▶ _GIVEN INSTRUCTION_
Give back the whole listing exactly as shown.

▶ _EXERCISE MATERIALS_
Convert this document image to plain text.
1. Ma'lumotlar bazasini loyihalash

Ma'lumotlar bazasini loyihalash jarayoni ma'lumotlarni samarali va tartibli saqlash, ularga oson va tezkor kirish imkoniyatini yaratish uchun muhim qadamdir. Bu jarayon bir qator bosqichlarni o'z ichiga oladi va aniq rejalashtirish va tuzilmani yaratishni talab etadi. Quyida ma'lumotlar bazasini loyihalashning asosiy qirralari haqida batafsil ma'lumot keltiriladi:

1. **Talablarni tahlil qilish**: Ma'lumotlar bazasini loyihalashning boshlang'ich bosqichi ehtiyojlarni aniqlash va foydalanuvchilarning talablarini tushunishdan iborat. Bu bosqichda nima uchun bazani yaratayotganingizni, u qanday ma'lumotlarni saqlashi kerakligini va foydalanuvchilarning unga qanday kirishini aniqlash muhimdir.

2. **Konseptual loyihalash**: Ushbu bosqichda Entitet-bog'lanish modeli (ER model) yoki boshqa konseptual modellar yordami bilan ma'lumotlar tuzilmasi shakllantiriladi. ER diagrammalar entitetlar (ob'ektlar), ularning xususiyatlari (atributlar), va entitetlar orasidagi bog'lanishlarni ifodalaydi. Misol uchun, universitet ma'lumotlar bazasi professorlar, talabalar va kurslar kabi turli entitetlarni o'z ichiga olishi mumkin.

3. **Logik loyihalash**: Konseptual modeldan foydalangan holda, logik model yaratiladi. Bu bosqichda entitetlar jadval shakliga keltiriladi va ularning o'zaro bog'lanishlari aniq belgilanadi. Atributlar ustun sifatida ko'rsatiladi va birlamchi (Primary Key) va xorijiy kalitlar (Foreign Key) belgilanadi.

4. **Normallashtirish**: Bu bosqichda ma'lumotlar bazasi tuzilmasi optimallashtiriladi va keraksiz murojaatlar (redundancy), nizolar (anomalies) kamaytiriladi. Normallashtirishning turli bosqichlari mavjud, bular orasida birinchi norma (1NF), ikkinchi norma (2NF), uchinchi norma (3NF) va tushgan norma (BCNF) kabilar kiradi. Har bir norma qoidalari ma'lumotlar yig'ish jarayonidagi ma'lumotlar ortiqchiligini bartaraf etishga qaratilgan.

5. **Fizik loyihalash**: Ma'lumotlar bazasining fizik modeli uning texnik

▶ _FINISHED ANSWER_
Convert this document image to plain text.
1. Ma'lumotlar bazasini loyihalash

Ma'lumotlar bazasini loyihalash jarayoni ma'lumotlarni samarali va tartibli saqlash, ularga oson va tezkor kirish imkoniyatini yaratish uchun muhim qadamdir. Bu jarayon bir qator bosqichlarni o'z ichiga oladi va aniq rejalashtirish va tuzilmani yaratishni talab etadi. Quyida ma'lumotlar bazasini loyihalashning asosiy qirralari haqida batafsil ma'lumot keltiriladi:

1. **Talablarni tahlil qilish**: Ma'lumotlar bazasini loyihalashning boshlang'ich bosqichi ehtiyojlarni aniqlash va foydalanuvchilarning talablarini tushunishdan iborat. Bu bosqichda nima uchun bazani yaratayotganingizni, u qanday ma'lumotlarni saqlashi kerakligini va foydalanuvchilarning unga qanday kirishini aniqlash muhimdir.

2. **Konseptual loyihalash**: Ushbu bosqichda Entitet-bog'lanish modeli (ER model) yoki boshqa konseptual modellar yordami bilan ma'lumotlar tuzilmasi shakllantiriladi. ER diagrammalar entitetlar (ob'ektlar), ularning xususiyatlari (atributlar), va entitetlar orasidagi bog'lanishlarni ifodalaydi. Misol uchun, universitet ma'lumotlar bazasi professorlar, talabalar va kurslar kabi turli entitetlarni o'z ichiga olishi mumkin.

3. **Logik loyihalash**: Konseptual modeldan foydalangan holda, logik model yaratiladi. Bu bosqichda entitetlar jadval shakliga keltiriladi va ularning o'zaro bog'lanishlari aniq belgilanadi. Atributlar ustun sifatida ko'rsatiladi va birlamchi (Primary Key) va xorijiy kalitlar (Foreign Key) belgilanadi.

4. **Normallashtirish**: Bu bosqichda ma'lumotlar bazasi tuzilmasi optimallashtiriladi va keraksiz murojaatlar (redundancy), nizolar (anomalies) kamaytiriladi. Normallashtirishning turli bosqichlari mavjud, bular orasida birinchi norma (1NF), ikkinchi norma (2NF), uchinchi norma (3NF) va tushgan norma (BCNF) kabilar kiradi. Har bir norma qoidalari ma'lumotlar yig'ish jarayonidagi ma'lumotlar ortiqchiligini bartaraf etishga qaratilgan.

5. **Fizik loyihalash**: Ma'lumotlar bazasining fizik modeli uning texnik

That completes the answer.